What the task asks
Each entry below should be reproduced character for character.

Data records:
########
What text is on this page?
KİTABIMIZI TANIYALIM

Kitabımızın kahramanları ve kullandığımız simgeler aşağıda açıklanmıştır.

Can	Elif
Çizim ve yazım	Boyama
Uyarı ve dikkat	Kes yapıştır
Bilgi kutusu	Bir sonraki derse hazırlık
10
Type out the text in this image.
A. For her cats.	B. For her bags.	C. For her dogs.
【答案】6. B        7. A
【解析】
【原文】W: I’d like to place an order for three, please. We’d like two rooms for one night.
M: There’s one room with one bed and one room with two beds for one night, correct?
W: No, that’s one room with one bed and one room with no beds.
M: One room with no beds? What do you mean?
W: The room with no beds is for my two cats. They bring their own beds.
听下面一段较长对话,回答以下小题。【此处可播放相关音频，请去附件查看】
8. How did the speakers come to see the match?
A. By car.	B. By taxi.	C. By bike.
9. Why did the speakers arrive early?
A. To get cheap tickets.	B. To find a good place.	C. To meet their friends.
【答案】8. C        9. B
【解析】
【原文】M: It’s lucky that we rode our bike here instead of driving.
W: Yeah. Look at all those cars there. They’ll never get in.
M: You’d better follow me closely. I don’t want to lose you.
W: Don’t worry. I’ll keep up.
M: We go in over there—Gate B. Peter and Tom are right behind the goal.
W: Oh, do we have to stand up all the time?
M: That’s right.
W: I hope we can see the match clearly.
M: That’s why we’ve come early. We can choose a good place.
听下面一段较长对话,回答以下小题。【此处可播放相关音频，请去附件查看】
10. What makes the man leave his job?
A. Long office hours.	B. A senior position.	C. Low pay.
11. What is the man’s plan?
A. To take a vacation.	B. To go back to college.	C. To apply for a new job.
########
Result of the task
What text is on this page?
KİTABIMIZI TANIYALIM

Kitabımızın kahramanları ve kullandığımız simgeler aşağıda açıklanmıştır.

Can	Elif
Çizim ve yazım	Boyama
Uyarı ve dikkat	Kes yapıştır
Bilgi kutusu	Bir sonraki derse hazırlık
10
Type out the text in this image.
A. For her cats.	B. For her bags.	C. For her dogs.
【答案】6. B        7. A
【解析】
【原文】W: I’d like to place an order for three, please. We’d like two rooms for one night.
M: There’s one room with one bed and one room with two beds for one night, correct?
W: No, that’s one room with one bed and one room with no beds.
M: One room with no beds? What do you mean?
W: The room with no beds is for my two cats. They bring their own beds.
听下面一段较长对话,回答以下小题。【此处可播放相关音频，请去附件查看】
8. How did the speakers come to see the match?
A. By car.	B. By taxi.	C. By bike.
9. Why did the speakers arrive early?
A. To get cheap tickets.	B. To find a good place.	C. To meet their friends.
【答案】8. C        9. B
【解析】
【原文】M: It’s lucky that we rode our bike here instead of driving.
W: Yeah. Look at all those cars there. They’ll never get in.
M: You’d better follow me closely. I don’t want to lose you.
W: Don’t worry. I’ll keep up.
M: We go in over there—Gate B. Peter and Tom are right behind the goal.
W: Oh, do we have to stand up all the time?
M: That’s right.
W: I hope we can see the match clearly.
M: That’s why we’ve come early. We can choose a good place.
听下面一段较长对话,回答以下小题。【此处可播放相关音频，请去附件查看】
10. What makes the man leave his job?
A. Long office hours.	B. A senior position.	C. Low pay.
11. What is the man’s plan?
A. To take a vacation.	B. To go back to college.	C. To apply for a new job.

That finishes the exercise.